[start]

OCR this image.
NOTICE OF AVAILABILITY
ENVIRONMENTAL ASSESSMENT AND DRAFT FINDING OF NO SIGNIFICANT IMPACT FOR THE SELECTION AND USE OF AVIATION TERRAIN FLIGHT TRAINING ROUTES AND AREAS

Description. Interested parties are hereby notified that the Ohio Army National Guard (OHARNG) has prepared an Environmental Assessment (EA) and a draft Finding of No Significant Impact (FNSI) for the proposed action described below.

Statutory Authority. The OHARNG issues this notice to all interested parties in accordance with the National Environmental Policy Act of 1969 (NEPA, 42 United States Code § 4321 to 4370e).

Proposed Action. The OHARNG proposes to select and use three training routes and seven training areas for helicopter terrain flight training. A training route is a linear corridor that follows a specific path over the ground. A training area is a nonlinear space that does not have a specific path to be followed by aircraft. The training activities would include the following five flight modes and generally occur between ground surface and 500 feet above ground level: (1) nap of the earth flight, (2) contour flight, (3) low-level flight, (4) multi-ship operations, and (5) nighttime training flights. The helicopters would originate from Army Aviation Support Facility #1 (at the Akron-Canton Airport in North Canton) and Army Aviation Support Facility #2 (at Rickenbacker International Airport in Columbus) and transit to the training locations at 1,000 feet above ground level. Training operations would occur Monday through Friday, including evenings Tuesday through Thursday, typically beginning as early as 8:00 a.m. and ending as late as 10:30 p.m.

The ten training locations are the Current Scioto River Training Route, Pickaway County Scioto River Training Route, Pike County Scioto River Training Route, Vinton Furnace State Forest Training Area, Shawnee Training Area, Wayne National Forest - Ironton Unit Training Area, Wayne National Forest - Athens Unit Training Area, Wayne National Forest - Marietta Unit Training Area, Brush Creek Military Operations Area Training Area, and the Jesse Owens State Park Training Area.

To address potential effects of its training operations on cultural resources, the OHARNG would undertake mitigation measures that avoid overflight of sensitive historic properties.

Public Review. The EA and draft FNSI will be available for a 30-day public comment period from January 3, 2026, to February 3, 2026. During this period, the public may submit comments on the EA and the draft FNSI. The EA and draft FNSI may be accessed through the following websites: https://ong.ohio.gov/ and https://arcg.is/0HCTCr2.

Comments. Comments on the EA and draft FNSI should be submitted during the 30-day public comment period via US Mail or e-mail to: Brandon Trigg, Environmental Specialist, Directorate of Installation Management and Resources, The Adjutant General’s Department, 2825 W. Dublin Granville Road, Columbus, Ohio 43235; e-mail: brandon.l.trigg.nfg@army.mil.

[end]

What the exercise asks:
Identify and extract each line of the listing that contains "this".

Response to the exercise:
OCR this image.
Statutory Authority. The OHARNG issues this notice to all interested parties in accordance with the National Environmental Policy Act of 1969 (NEPA, 42 United States Code § 4321 to 4370e).
Public Review. The EA and draft FNSI will be available for a 30-day public comment period from January 3, 2026, to February 3, 2026. During this period, the public may submit comments on the EA and the draft FNSI. The EA and draft FNSI may be accessed through the following websites: https://ong.ohio.gov/ and https://arcg.is/0HCTCr2.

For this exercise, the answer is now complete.